Task instructions: Quote all entries exactly, leaving pictures aside.

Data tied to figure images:
§ §

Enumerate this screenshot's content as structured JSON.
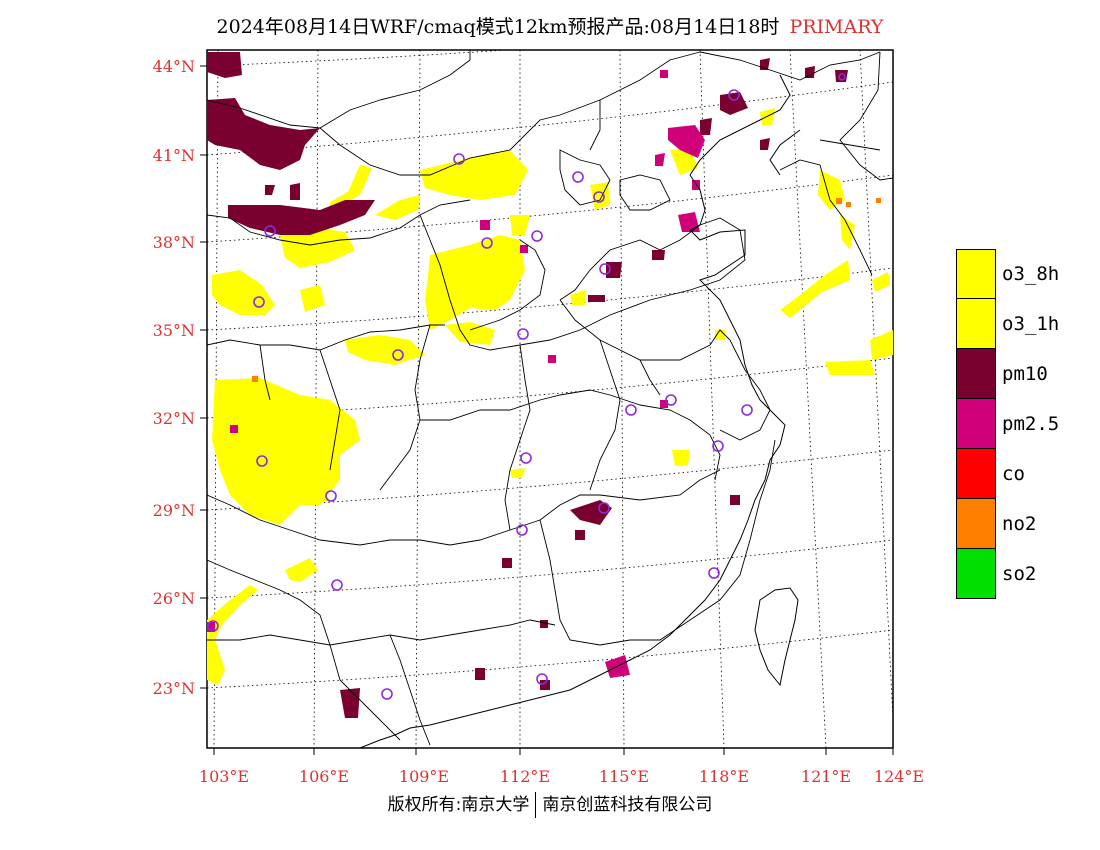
{
  "title": {
    "main": "2024年08月14日WRF/cmaq模式12km预报产品:08月14日18时",
    "tag": "PRIMARY"
  },
  "axes": {
    "lat_labels": [
      "44°N",
      "41°N",
      "38°N",
      "35°N",
      "32°N",
      "29°N",
      "26°N",
      "23°N"
    ],
    "lon_labels": [
      "103°E",
      "106°E",
      "109°E",
      "112°E",
      "115°E",
      "118°E",
      "121°E",
      "124°E"
    ]
  },
  "legend": [
    {
      "label": "o3_8h",
      "color": "#ffff00"
    },
    {
      "label": "o3_1h",
      "color": "#ffff00"
    },
    {
      "label": "pm10",
      "color": "#7a0030"
    },
    {
      "label": "pm2.5",
      "color": "#d0007a"
    },
    {
      "label": "co",
      "color": "#ff0000"
    },
    {
      "label": "no2",
      "color": "#ff8000"
    },
    {
      "label": "so2",
      "color": "#00e000"
    }
  ],
  "footer": {
    "left": "版权所有:南京大学",
    "right": "南京创蓝科技有限公司"
  },
  "colors": {
    "label_red": "#e03030",
    "station_marker": "#8a2be2",
    "o3": "#ffff00",
    "pm10": "#7a0030",
    "pm25": "#d0007a",
    "no2": "#ff8000"
  }
}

§ §

Exercise output:
Enumerate this screenshot's content as structured JSON.
{
  "title": {
    "main": "2024年08月14日WRF/cmaq模式12km预报产品:08月14日18时",
    "tag": "PRIMARY"
  },
  "axes": {
    "lat_labels": [
      "44°N",
      "41°N",
      "38°N",
      "35°N",
      "32°N",
      "29°N",
      "26°N",
      "23°N"
    ],
    "lon_labels": [
      "103°E",
      "106°E",
      "109°E",
      "112°E",
      "115°E",
      "118°E",
      "121°E",
      "124°E"
    ]
  },
  "legend": [
    {
      "label": "o3_8h",
      "color": "#ffff00"
    },
    {
      "label": "o3_1h",
      "color": "#ffff00"
    },
    {
      "label": "pm10",
      "color": "#7a0030"
    },
    {
      "label": "pm2.5",
      "color": "#d0007a"
    },
    {
      "label": "co",
      "color": "#ff0000"
    },
    {
      "label": "no2",
      "color": "#ff8000"
    },
    {
      "label": "so2",
      "color": "#00e000"
    }
  ],
  "footer": {
    "left": "版权所有:南京大学",
    "right": "南京创蓝科技有限公司"
  },
  "colors": {
    "label_red": "#e03030",
    "station_marker": "#8a2be2",
    "o3": "#ffff00",
    "pm10": "#7a0030",
    "pm25": "#d0007a",
    "no2": "#ff8000"
  }
}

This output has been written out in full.